# WORK REQUIRED
From the listing below, pull out every line where the string "échéance" appears.

# STORED DATA
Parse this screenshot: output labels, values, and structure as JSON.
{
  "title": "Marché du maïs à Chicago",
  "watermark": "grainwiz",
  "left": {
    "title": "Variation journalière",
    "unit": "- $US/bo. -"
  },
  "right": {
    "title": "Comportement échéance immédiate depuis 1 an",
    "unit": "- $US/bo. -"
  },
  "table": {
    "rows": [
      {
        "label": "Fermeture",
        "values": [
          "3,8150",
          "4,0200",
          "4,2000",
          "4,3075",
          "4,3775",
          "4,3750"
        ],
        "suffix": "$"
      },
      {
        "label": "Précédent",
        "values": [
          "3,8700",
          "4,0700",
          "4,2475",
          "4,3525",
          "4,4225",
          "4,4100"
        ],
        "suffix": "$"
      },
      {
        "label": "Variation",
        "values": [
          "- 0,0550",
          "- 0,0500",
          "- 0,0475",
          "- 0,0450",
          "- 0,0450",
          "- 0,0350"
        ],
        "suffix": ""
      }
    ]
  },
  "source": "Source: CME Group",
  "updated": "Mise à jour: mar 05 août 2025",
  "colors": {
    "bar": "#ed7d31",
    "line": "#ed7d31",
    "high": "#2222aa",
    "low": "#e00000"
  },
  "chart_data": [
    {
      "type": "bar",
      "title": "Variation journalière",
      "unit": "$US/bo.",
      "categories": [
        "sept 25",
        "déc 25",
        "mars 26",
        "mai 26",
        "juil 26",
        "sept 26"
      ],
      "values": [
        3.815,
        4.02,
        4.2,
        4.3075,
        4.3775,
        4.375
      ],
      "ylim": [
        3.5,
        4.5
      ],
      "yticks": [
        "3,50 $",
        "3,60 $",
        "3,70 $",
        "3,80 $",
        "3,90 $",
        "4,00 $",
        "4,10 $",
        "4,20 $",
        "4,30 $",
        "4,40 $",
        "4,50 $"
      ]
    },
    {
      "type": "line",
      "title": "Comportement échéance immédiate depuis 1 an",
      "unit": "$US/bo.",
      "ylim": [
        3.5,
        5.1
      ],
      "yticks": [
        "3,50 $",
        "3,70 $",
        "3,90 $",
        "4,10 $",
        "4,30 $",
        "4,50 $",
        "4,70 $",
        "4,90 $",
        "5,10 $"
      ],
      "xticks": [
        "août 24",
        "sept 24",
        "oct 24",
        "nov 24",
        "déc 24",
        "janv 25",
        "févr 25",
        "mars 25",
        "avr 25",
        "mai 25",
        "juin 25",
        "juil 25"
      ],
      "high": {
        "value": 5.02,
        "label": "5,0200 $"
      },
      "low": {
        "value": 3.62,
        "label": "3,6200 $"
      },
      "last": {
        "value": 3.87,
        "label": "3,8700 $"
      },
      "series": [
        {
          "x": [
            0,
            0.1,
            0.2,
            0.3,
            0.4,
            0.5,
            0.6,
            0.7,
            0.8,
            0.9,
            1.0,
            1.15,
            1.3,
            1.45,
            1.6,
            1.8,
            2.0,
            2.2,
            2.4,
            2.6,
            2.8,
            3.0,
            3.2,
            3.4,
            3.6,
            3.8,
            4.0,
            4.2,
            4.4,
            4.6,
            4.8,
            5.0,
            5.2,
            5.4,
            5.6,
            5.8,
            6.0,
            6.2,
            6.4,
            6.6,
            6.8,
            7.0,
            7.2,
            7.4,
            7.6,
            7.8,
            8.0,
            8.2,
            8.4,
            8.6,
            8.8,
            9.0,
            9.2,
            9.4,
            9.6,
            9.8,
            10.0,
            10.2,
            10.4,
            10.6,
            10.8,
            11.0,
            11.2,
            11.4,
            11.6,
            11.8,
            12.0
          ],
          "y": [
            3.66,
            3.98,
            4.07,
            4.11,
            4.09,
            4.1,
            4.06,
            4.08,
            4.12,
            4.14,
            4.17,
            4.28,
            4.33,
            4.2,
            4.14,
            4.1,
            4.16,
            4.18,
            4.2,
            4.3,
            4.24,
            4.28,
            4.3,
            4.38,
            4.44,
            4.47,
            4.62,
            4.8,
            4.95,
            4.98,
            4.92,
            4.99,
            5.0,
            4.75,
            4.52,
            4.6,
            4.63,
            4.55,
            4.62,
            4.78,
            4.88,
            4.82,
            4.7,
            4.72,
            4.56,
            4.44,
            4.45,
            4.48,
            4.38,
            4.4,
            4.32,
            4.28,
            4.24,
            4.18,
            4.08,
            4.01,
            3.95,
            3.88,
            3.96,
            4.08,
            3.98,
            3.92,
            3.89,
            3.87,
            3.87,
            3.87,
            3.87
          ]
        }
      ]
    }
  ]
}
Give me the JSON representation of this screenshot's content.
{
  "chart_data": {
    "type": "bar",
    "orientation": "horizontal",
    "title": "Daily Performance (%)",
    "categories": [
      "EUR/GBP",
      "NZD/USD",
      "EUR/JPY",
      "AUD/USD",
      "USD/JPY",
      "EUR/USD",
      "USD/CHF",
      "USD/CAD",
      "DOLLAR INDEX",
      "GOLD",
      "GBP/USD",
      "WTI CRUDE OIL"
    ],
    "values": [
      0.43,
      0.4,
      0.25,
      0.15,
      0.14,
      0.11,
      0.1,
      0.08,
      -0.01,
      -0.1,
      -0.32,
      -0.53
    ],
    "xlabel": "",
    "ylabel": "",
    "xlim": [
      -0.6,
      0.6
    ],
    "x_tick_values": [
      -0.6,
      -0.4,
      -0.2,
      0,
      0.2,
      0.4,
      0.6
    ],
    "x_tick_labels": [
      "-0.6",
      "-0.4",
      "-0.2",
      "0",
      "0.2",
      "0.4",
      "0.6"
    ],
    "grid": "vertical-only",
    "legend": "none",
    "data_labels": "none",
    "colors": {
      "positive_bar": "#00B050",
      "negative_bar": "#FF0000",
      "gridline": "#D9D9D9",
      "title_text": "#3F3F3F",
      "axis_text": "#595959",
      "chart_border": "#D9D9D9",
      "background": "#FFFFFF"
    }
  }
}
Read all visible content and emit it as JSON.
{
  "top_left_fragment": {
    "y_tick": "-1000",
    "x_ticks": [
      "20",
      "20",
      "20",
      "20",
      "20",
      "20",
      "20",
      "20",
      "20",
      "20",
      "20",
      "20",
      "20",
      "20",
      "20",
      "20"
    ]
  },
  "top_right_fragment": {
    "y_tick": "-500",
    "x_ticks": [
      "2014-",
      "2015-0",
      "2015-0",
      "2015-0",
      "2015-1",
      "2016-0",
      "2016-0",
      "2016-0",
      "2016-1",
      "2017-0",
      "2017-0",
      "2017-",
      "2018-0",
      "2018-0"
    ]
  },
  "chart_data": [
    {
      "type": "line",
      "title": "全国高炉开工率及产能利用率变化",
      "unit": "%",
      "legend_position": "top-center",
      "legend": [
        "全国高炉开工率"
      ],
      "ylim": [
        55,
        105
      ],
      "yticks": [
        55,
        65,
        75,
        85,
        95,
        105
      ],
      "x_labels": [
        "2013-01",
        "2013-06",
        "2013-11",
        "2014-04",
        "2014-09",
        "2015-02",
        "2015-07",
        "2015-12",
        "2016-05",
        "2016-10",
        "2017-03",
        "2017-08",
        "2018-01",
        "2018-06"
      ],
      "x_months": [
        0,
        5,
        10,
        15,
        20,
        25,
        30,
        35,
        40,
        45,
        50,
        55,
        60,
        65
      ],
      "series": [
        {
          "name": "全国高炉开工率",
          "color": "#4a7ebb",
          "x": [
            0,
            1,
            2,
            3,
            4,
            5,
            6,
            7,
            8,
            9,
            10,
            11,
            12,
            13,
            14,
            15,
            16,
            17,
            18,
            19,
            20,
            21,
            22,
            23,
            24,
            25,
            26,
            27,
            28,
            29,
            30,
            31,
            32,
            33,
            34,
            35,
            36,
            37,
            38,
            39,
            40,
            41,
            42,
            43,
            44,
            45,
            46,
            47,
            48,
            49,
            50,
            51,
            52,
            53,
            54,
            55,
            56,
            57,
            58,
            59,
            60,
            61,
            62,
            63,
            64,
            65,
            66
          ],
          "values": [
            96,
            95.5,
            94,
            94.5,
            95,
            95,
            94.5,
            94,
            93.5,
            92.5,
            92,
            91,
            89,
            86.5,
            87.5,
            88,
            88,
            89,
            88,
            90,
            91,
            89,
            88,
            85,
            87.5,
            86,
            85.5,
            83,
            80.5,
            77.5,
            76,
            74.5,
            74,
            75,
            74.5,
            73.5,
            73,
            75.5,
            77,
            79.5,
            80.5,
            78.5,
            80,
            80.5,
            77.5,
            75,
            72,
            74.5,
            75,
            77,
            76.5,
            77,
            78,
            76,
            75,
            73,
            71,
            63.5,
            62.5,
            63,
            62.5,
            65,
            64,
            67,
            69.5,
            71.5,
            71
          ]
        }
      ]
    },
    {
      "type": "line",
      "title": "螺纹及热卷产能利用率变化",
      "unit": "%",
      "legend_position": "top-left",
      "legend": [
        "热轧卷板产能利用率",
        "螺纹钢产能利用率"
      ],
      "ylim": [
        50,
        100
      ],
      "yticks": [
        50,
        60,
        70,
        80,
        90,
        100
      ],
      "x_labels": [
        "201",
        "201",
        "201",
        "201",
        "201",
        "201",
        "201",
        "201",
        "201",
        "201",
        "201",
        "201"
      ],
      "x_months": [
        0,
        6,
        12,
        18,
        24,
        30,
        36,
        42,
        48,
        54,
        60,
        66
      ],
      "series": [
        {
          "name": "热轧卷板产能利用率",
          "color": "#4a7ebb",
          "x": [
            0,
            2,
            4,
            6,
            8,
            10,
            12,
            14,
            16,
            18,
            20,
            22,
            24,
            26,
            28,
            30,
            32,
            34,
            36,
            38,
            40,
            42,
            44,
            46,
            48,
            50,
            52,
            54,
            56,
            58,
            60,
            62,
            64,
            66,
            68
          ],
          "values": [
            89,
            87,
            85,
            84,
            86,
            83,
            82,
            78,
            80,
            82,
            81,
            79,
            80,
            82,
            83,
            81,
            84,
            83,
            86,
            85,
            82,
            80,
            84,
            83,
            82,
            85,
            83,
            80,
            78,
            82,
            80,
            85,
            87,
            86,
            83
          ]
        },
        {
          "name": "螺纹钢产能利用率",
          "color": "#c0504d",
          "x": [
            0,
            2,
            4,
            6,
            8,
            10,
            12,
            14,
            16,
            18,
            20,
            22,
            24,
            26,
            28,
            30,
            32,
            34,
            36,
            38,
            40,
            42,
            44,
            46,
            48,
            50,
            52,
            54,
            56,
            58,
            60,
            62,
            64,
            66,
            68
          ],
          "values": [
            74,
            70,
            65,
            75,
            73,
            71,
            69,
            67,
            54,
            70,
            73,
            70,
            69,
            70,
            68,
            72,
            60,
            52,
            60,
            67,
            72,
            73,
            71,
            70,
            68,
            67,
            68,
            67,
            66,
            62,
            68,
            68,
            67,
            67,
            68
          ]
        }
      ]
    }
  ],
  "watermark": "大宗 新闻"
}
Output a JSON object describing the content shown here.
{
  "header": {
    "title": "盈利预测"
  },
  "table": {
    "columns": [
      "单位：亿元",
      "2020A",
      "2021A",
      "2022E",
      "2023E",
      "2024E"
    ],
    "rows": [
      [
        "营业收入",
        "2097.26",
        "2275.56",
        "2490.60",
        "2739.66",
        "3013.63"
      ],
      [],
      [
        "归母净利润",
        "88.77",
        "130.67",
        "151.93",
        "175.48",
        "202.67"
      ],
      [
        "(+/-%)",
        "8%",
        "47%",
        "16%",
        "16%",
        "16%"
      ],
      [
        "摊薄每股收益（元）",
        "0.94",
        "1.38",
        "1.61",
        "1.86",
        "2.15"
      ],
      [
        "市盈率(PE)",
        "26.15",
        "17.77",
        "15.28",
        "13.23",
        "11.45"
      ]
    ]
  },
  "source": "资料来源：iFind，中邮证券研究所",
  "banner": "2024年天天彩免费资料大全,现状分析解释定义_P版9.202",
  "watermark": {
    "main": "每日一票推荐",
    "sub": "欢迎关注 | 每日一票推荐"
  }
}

# WORKED ANSWER
    "title": "Comportement échéance immédiate depuis 1 an",
      "title": "Comportement échéance immédiate depuis 1 an",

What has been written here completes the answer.